───── Excerpt provided ─────

I have done neither. There is no law to condemn me.
"I know that, in revolutions, law as well as justice is often
forgotten, and the proof of it is that I am here. I owe my trial
to nothing but the prejudices and violent animosities which arise
in times of great agitation, and which are generally directed
against those who have been placed in conspicuous situations, or
are known to possess any energy or spirit. It would have been
easy for my courage to put me out of the reach of the sentence
which I foresaw would be pronounced against me. But I thought it
rather became me to undergo that sentence. I thought that I owed
the example to my country. I thought that if I were to be
condemned, it must be right to leave to tyranny all the odium of
sacrificing a woman, whose crime is that of possessing some
small talent, which she never misapplied, a zealous desire to
promote the welfare of mankind, and courage enough to acknowledge
her friends when in misfortune, and to do homage to virtue at the
risk of life. Minds which have any claim to greatness are capable
of divesting themselves of selfish considerations. They feel that
they belong to the whole human race. Their views are directed to
posterity. I am the wife of a virtuous man exposed to
persecution. I was the friend of men who have been proscribed and
immolated by delusion, and the hatred of jealous mediocrity. It
is necessary that I should perish in my turn, because it is a
rule with tyranny to sacrifice those whom it has grievously
oppressed, and to annihilate the very witnesses of its misdeeds.

─────

Tasks to perform:
1 > According to the trial speech, what does the speaker owe her trial to?
2 > Put this sentence from the trial speech into French: "I thought that I owed the example to my country."
3 > List everything the trial speech says about minds which have any claim to greatness.
The lines that come next have nothing to do with the trial speech.

───── Data lines ─────

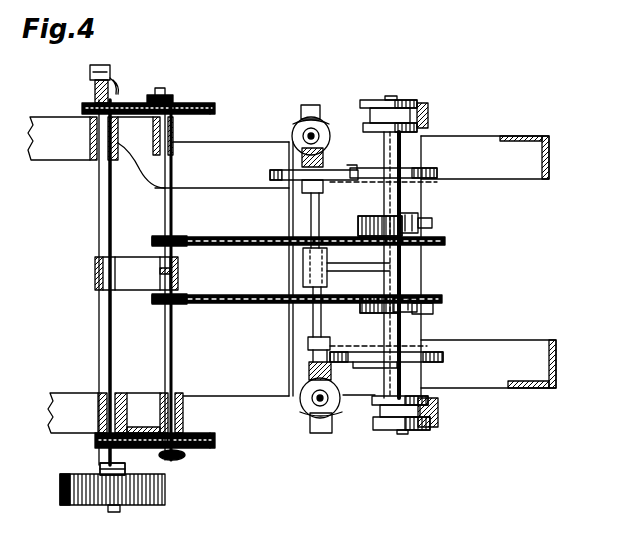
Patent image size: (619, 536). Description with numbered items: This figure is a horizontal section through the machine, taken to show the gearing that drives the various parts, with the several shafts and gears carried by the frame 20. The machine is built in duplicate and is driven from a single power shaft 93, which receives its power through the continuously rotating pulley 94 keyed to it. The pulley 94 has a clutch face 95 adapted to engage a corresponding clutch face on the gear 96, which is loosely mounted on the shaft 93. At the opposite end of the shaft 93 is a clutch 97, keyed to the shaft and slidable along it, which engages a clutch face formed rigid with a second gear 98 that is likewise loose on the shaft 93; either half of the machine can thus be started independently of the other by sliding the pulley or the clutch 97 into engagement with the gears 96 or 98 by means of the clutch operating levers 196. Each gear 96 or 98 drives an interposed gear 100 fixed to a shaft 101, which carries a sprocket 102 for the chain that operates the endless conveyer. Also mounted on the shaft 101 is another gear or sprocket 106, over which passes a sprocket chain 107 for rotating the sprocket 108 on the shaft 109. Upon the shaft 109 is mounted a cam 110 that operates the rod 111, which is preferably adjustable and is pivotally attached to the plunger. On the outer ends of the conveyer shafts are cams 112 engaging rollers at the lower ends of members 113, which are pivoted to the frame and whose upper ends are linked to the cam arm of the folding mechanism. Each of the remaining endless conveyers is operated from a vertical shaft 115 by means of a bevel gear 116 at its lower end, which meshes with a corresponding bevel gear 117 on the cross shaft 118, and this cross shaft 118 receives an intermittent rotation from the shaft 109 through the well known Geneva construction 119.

─────

Outputs:
1 > She owes it to nothing but the prejudices and violent animosities that arise in times of great agitation.

2 > J'ai pensé que je devais l'exemple à mon pays.

3 >
- They are capable of divesting themselves of selfish considerations.
- They feel that they belong to the whole human race.
- Their views are directed to posterity.